*** Task input

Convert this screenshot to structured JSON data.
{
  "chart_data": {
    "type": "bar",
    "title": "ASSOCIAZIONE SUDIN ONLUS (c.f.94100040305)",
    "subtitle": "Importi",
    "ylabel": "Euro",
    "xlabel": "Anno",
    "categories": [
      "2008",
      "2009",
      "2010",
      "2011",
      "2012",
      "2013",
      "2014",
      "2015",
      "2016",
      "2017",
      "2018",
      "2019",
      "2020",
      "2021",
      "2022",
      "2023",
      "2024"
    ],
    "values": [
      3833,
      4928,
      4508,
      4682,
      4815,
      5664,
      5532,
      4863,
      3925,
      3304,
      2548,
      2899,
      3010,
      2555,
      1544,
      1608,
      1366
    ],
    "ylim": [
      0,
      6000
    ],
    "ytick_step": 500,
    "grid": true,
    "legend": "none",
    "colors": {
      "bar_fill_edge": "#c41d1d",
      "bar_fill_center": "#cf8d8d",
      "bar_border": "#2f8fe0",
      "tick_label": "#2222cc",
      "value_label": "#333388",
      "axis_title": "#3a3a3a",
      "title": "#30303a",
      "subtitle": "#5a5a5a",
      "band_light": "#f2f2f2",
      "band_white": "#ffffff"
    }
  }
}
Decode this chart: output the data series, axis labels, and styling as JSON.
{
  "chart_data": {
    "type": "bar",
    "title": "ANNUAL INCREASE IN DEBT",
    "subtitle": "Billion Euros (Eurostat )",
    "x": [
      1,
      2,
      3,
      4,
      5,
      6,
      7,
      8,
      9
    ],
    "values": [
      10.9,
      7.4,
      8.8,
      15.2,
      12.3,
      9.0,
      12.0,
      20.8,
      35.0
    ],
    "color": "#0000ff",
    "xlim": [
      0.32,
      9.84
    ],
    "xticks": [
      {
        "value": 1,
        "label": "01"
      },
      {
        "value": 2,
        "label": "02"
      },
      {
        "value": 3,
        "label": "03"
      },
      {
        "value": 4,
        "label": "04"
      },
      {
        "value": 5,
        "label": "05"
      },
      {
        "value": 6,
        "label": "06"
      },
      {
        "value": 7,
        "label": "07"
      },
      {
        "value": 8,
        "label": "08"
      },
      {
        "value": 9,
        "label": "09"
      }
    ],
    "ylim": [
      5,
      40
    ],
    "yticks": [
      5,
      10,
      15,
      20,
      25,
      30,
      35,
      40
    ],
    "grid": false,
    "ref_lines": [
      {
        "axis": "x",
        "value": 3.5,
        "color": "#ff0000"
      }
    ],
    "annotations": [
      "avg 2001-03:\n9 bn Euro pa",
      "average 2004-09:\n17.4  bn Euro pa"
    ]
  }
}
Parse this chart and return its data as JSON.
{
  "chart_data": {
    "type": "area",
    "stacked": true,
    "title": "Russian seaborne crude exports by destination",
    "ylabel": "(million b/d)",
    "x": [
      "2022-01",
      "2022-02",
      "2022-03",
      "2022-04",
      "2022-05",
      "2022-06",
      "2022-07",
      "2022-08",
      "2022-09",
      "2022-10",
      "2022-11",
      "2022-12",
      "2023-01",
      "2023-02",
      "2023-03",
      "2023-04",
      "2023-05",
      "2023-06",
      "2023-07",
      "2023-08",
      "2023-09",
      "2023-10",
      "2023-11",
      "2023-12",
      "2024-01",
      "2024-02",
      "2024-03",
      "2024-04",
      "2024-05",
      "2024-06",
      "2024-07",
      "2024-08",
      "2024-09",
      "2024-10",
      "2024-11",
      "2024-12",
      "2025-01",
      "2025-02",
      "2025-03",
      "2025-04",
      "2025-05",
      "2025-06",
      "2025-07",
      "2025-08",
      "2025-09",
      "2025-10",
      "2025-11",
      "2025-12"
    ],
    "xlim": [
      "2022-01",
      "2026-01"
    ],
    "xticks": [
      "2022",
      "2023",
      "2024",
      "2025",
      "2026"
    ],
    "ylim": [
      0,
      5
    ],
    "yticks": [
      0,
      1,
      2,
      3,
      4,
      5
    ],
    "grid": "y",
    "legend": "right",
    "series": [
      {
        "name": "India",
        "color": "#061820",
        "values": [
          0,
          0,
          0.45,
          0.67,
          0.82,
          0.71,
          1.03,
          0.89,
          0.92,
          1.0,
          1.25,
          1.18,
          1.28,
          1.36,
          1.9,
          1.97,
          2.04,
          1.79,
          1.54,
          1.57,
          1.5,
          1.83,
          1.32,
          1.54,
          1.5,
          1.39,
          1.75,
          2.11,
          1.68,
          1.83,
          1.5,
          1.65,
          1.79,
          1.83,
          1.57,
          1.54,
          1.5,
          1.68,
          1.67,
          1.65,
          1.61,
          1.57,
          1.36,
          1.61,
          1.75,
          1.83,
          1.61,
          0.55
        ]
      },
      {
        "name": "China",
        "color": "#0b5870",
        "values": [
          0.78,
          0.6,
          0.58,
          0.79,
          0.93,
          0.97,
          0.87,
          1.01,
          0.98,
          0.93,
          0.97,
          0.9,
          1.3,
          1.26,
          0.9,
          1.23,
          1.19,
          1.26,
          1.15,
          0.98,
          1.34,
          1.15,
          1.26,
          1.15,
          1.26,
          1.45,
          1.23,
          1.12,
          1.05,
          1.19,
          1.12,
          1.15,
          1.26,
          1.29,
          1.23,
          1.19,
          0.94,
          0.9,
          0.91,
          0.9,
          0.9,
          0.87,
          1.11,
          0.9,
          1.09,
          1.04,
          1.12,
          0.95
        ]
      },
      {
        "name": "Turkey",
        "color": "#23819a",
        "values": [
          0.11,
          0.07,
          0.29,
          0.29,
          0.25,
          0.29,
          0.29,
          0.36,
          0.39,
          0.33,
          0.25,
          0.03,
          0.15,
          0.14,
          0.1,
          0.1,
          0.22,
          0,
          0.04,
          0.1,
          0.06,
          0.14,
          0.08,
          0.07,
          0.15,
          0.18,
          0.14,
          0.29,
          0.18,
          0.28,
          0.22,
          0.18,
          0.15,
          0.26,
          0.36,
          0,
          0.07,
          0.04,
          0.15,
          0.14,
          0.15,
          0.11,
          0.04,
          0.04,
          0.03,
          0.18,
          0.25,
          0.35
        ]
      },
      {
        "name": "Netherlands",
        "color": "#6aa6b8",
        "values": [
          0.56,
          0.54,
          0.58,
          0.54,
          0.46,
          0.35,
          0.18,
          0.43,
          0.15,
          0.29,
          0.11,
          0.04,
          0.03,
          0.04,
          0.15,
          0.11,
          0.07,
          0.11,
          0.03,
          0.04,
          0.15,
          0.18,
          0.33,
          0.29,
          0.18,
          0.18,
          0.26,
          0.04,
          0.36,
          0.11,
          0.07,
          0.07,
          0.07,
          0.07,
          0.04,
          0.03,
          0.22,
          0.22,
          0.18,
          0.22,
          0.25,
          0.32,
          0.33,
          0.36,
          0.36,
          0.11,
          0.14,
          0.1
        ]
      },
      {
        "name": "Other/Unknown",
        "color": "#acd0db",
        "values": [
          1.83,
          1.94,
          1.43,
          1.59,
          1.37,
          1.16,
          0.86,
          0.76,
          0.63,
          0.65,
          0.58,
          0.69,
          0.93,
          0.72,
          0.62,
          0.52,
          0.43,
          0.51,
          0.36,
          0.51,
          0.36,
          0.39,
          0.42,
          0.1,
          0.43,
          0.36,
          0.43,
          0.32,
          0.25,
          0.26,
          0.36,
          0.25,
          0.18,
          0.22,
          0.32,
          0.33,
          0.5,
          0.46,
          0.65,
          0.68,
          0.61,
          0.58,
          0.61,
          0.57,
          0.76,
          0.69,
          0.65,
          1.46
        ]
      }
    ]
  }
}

******

* Set problem *
Restate every line of the data word for word.

* The solution *
Convert this screenshot to structured JSON data.
{
  "chart_data": {
    "type": "bar",
    "title": "ASSOCIAZIONE SUDIN ONLUS (c.f.94100040305)",
    "subtitle": "Importi",
    "ylabel": "Euro",
    "xlabel": "Anno",
    "categories": [
      "2008",
      "2009",
      "2010",
      "2011",
      "2012",
      "2013",
      "2014",
      "2015",
      "2016",
      "2017",
      "2018",
      "2019",
      "2020",
      "2021",
      "2022",
      "2023",
      "2024"
    ],
    "values": [
      3833,
      4928,
      4508,
      4682,
      4815,
      5664,
      5532,
      4863,
      3925,
      3304,
      2548,
      2899,
      3010,
      2555,
      1544,
      1608,
      1366
    ],
    "ylim": [
      0,
      6000
    ],
    "ytick_step": 500,
    "grid": true,
    "legend": "none",
    "colors": {
      "bar_fill_edge": "#c41d1d",
      "bar_fill_center": "#cf8d8d",
      "bar_border": "#2f8fe0",
      "tick_label": "#2222cc",
      "value_label": "#333388",
      "axis_title": "#3a3a3a",
      "title": "#30303a",
      "subtitle": "#5a5a5a",
      "band_light": "#f2f2f2",
      "band_white": "#ffffff"
    }
  }
}
Decode this chart: output the data series, axis labels, and styling as JSON.
{
  "chart_data": {
    "type": "bar",
    "title": "ANNUAL INCREASE IN DEBT",
    "subtitle": "Billion Euros (Eurostat )",
    "x": [
      1,
      2,
      3,
      4,
      5,
      6,
      7,
      8,
      9
    ],
    "values": [
      10.9,
      7.4,
      8.8,
      15.2,
      12.3,
      9.0,
      12.0,
      20.8,
      35.0
    ],
    "color": "#0000ff",
    "xlim": [
      0.32,
      9.84
    ],
    "xticks": [
      {
        "value": 1,
        "label": "01"
      },
      {
        "value": 2,
        "label": "02"
      },
      {
        "value": 3,
        "label": "03"
      },
      {
        "value": 4,
        "label": "04"
      },
      {
        "value": 5,
        "label": "05"
      },
      {
        "value": 6,
        "label": "06"
      },
      {
        "value": 7,
        "label": "07"
      },
      {
        "value": 8,
        "label": "08"
      },
      {
        "value": 9,
        "label": "09"
      }
    ],
    "ylim": [
      5,
      40
    ],
    "yticks": [
      5,
      10,
      15,
      20,
      25,
      30,
      35,
      40
    ],
    "grid": false,
    "ref_lines": [
      {
        "axis": "x",
        "value": 3.5,
        "color": "#ff0000"
      }
    ],
    "annotations": [
      "avg 2001-03:\n9 bn Euro pa",
      "average 2004-09:\n17.4  bn Euro pa"
    ]
  }
}
Parse this chart and return its data as JSON.
{
  "chart_data": {
    "type": "area",
    "stacked": true,
    "title": "Russian seaborne crude exports by destination",
    "ylabel": "(million b/d)",
    "x": [
      "2022-01",
      "2022-02",
      "2022-03",
      "2022-04",
      "2022-05",
      "2022-06",
      "2022-07",
      "2022-08",
      "2022-09",
      "2022-10",
      "2022-11",
      "2022-12",
      "2023-01",
      "2023-02",
      "2023-03",
      "2023-04",
      "2023-05",
      "2023-06",
      "2023-07",
      "2023-08",
      "2023-09",
      "2023-10",
      "2023-11",
      "2023-12",
      "2024-01",
      "2024-02",
      "2024-03",
      "2024-04",
      "2024-05",
      "2024-06",
      "2024-07",
      "2024-08",
      "2024-09",
      "2024-10",
      "2024-11",
      "2024-12",
      "2025-01",
      "2025-02",
      "2025-03",
      "2025-04",
      "2025-05",
      "2025-06",
      "2025-07",
      "2025-08",
      "2025-09",
      "2025-10",
      "2025-11",
      "2025-12"
    ],
    "xlim": [
      "2022-01",
      "2026-01"
    ],
    "xticks": [
      "2022",
      "2023",
      "2024",
      "2025",
      "2026"
    ],
    "ylim": [
      0,
      5
    ],
    "yticks": [
      0,
      1,
      2,
      3,
      4,
      5
    ],
    "grid": "y",
    "legend": "right",
    "series": [
      {
        "name": "India",
        "color": "#061820",
        "values": [
          0,
          0,
          0.45,
          0.67,
          0.82,
          0.71,
          1.03,
          0.89,
          0.92,
          1.0,
          1.25,
          1.18,
          1.28,
          1.36,
          1.9,
          1.97,
          2.04,
          1.79,
          1.54,
          1.57,
          1.5,
          1.83,
          1.32,
          1.54,
          1.5,
          1.39,
          1.75,
          2.11,
          1.68,
          1.83,
          1.5,
          1.65,
          1.79,
          1.83,
          1.57,
          1.54,
          1.5,
          1.68,
          1.67,
          1.65,
          1.61,
          1.57,
          1.36,
          1.61,
          1.75,
          1.83,
          1.61,
          0.55
        ]
      },
      {
        "name": "China",
        "color": "#0b5870",
        "values": [
          0.78,
          0.6,
          0.58,
          0.79,
          0.93,
          0.97,
          0.87,
          1.01,
          0.98,
          0.93,
          0.97,
          0.9,
          1.3,
          1.26,
          0.9,
          1.23,
          1.19,
          1.26,
          1.15,
          0.98,
          1.34,
          1.15,
          1.26,
          1.15,
          1.26,
          1.45,
          1.23,
          1.12,
          1.05,
          1.19,
          1.12,
          1.15,
          1.26,
          1.29,
          1.23,
          1.19,
          0.94,
          0.9,
          0.91,
          0.9,
          0.9,
          0.87,
          1.11,
          0.9,
          1.09,
          1.04,
          1.12,
          0.95
        ]
      },
      {
        "name": "Turkey",
        "color": "#23819a",
        "values": [
          0.11,
          0.07,
          0.29,
          0.29,
          0.25,
          0.29,
          0.29,
          0.36,
          0.39,
          0.33,
          0.25,
          0.03,
          0.15,
          0.14,
          0.1,
          0.1,
          0.22,
          0,
          0.04,
          0.1,
          0.06,
          0.14,
          0.08,
          0.07,
          0.15,
          0.18,
          0.14,
          0.29,
          0.18,
          0.28,
          0.22,
          0.18,
          0.15,
          0.26,
          0.36,
          0,
          0.07,
          0.04,
          0.15,
          0.14,
          0.15,
          0.11,
          0.04,
          0.04,
          0.03,
          0.18,
          0.25,
          0.35
        ]
      },
      {
        "name": "Netherlands",
        "color": "#6aa6b8",
        "values": [
          0.56,
          0.54,
          0.58,
          0.54,
          0.46,
          0.35,
          0.18,
          0.43,
          0.15,
          0.29,
          0.11,
          0.04,
          0.03,
          0.04,
          0.15,
          0.11,
          0.07,
          0.11,
          0.03,
          0.04,
          0.15,
          0.18,
          0.33,
          0.29,
          0.18,
          0.18,
          0.26,
          0.04,
          0.36,
          0.11,
          0.07,
          0.07,
          0.07,
          0.07,
          0.04,
          0.03,
          0.22,
          0.22,
          0.18,
          0.22,
          0.25,
          0.32,
          0.33,
          0.36,
          0.36,
          0.11,
          0.14,
          0.1
        ]
      },
      {
        "name": "Other/Unknown",
        "color": "#acd0db",
        "values": [
          1.83,
          1.94,
          1.43,
          1.59,
          1.37,
          1.16,
          0.86,
          0.76,
          0.63,
          0.65,
          0.58,
          0.69,
          0.93,
          0.72,
          0.62,
          0.52,
          0.43,
          0.51,
          0.36,
          0.51,
          0.36,
          0.39,
          0.42,
          0.1,
          0.43,
          0.36,
          0.43,
          0.32,
          0.25,
          0.26,
          0.36,
          0.25,
          0.18,
          0.22,
          0.32,
          0.33,
          0.5,
          0.46,
          0.65,
          0.68,
          0.61,
          0.58,
          0.61,
          0.57,
          0.76,
          0.69,
          0.65,
          1.46
        ]
      }
    ]
  }
}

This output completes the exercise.